Stored items:

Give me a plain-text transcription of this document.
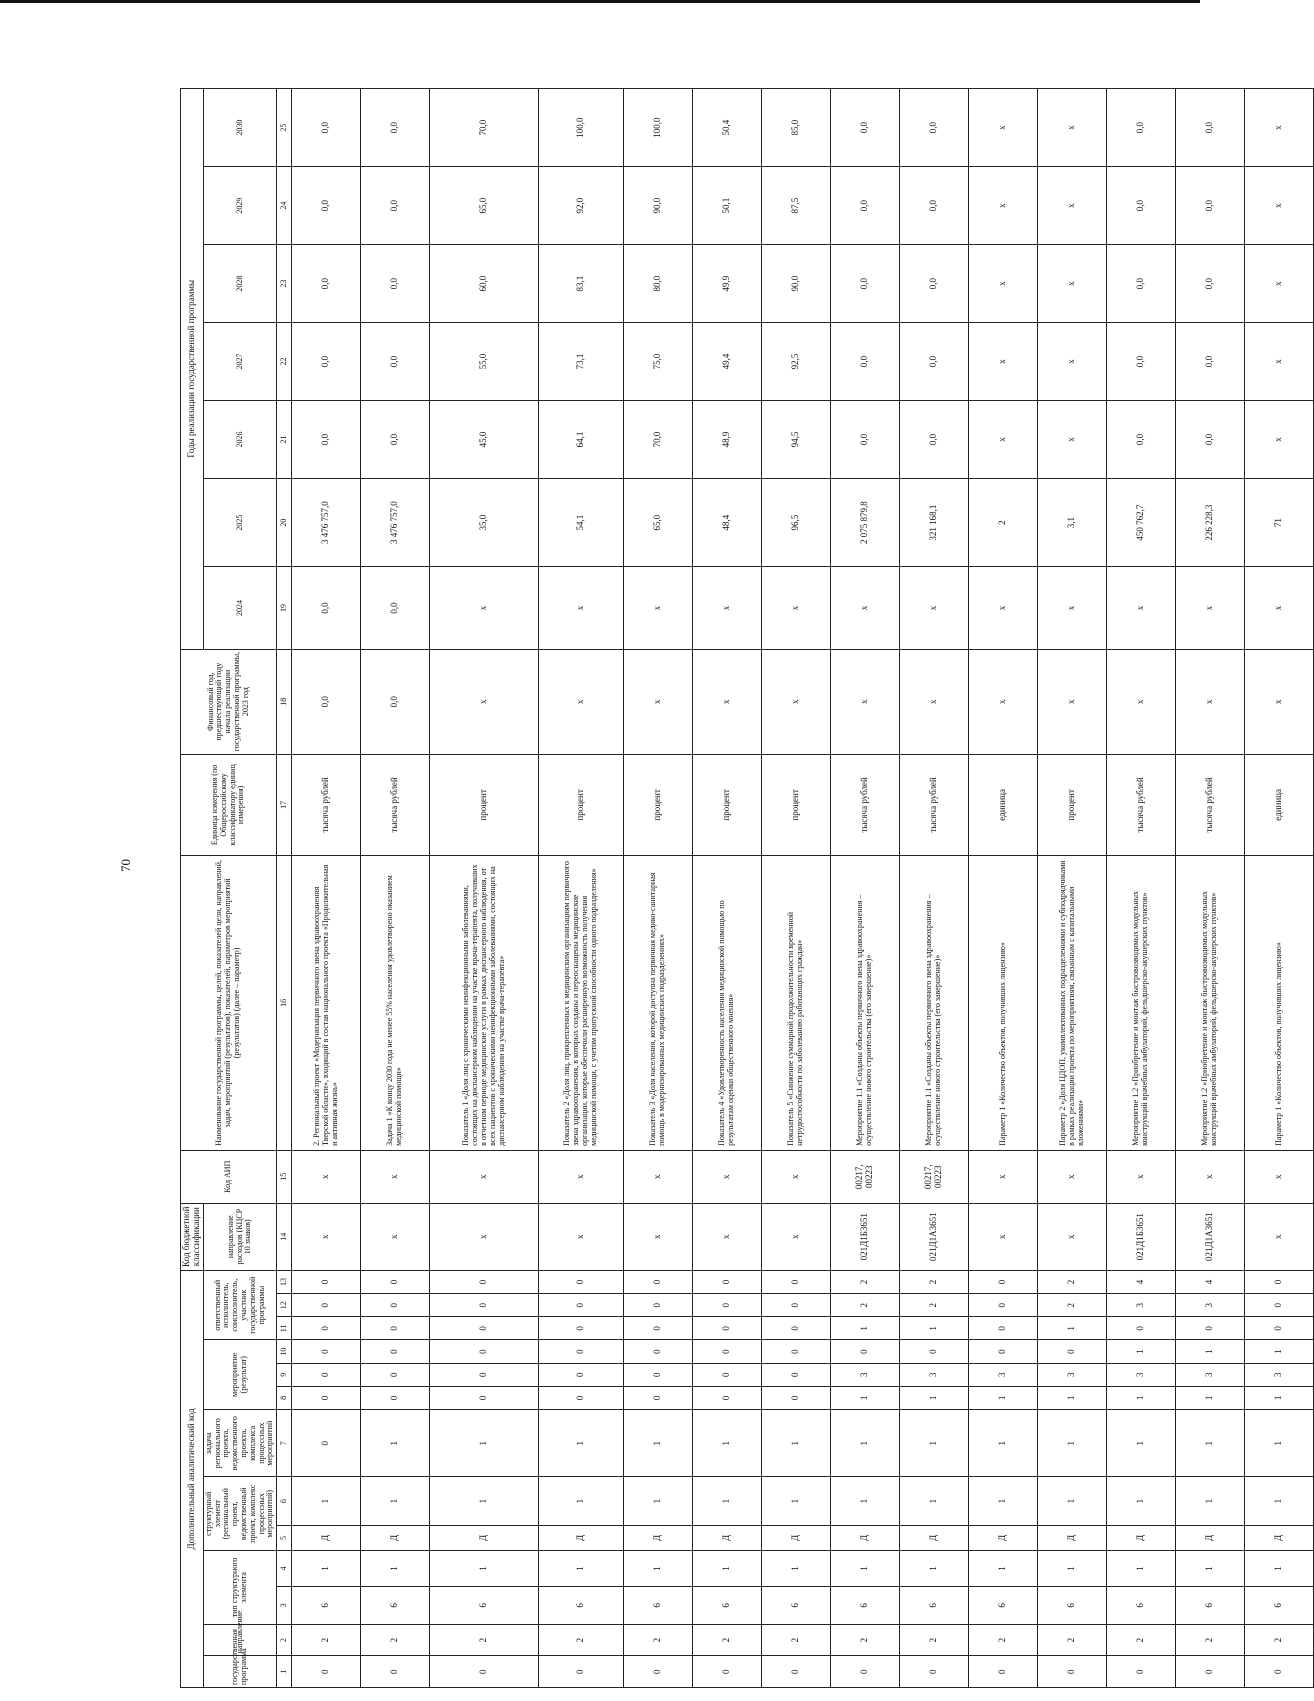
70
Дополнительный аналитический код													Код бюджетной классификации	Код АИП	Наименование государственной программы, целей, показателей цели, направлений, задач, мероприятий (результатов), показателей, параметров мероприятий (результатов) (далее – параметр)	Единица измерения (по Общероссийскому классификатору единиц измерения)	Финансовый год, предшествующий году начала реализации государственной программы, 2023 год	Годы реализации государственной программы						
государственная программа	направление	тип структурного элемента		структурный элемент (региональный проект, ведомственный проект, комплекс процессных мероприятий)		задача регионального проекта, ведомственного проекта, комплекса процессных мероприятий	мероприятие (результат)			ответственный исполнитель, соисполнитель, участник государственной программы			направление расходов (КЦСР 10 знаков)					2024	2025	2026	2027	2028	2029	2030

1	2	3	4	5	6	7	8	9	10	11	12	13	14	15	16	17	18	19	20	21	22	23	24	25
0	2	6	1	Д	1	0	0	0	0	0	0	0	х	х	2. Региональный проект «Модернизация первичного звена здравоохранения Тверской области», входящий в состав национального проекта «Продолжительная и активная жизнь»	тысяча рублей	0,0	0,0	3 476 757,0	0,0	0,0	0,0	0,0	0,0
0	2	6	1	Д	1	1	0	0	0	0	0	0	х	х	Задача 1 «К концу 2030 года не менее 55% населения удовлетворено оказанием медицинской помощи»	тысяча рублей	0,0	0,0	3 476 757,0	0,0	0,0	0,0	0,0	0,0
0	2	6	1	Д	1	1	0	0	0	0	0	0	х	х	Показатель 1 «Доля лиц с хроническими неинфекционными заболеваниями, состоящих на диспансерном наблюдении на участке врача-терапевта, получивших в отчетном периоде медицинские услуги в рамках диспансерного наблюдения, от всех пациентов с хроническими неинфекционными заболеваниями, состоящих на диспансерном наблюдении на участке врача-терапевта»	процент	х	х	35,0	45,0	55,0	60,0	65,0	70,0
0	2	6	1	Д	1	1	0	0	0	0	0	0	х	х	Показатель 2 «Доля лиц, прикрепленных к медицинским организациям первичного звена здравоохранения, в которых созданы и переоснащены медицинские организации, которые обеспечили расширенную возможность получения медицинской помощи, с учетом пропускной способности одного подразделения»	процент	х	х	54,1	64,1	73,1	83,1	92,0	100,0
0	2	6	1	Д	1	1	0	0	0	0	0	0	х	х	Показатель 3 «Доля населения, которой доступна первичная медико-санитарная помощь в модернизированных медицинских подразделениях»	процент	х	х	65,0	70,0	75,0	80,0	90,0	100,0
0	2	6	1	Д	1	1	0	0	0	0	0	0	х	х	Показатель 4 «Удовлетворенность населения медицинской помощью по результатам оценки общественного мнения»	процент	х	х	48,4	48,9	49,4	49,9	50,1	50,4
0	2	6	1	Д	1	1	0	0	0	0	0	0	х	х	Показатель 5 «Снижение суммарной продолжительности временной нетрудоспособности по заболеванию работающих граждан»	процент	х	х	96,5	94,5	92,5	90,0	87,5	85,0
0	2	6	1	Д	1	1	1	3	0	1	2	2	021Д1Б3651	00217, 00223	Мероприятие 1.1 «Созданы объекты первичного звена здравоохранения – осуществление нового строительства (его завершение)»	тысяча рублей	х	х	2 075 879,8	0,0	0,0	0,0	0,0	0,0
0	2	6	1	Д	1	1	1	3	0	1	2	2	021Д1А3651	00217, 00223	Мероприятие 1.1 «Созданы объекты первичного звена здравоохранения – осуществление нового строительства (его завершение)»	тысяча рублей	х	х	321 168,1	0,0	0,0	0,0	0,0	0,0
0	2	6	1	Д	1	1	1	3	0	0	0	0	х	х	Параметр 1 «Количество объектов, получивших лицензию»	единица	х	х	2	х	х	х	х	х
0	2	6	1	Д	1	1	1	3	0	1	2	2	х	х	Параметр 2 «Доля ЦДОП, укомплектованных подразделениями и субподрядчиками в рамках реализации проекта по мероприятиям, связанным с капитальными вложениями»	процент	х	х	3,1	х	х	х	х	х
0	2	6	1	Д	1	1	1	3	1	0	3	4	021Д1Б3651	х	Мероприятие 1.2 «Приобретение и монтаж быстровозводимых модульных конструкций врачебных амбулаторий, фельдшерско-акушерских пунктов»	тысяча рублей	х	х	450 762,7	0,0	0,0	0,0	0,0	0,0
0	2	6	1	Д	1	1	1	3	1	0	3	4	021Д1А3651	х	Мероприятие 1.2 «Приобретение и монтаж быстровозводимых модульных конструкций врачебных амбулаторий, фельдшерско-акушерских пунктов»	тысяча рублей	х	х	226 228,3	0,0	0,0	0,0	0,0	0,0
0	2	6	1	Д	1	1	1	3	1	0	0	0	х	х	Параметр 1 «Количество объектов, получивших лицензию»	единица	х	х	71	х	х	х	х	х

_SET PROBLEM:_
Check the data for the word "строительства" and pull out the lines that have it.

_SOLUTION TO THE PROBLEM:_
0	2	6	1	Д	1	1	1	3	0	1	2	2	021Д1Б3651	00217, 00223	Мероприятие 1.1 «Созданы объекты первичного звена здравоохранения – осуществление нового строительства (его завершение)»	тысяча рублей	х	х	2 075 879,8	0,0	0,0	0,0	0,0	0,0
0	2	6	1	Д	1	1	1	3	0	1	2	2	021Д1А3651	00217, 00223	Мероприятие 1.1 «Созданы объекты первичного звена здравоохранения – осуществление нового строительства (его завершение)»	тысяча рублей	х	х	321 168,1	0,0	0,0	0,0	0,0	0,0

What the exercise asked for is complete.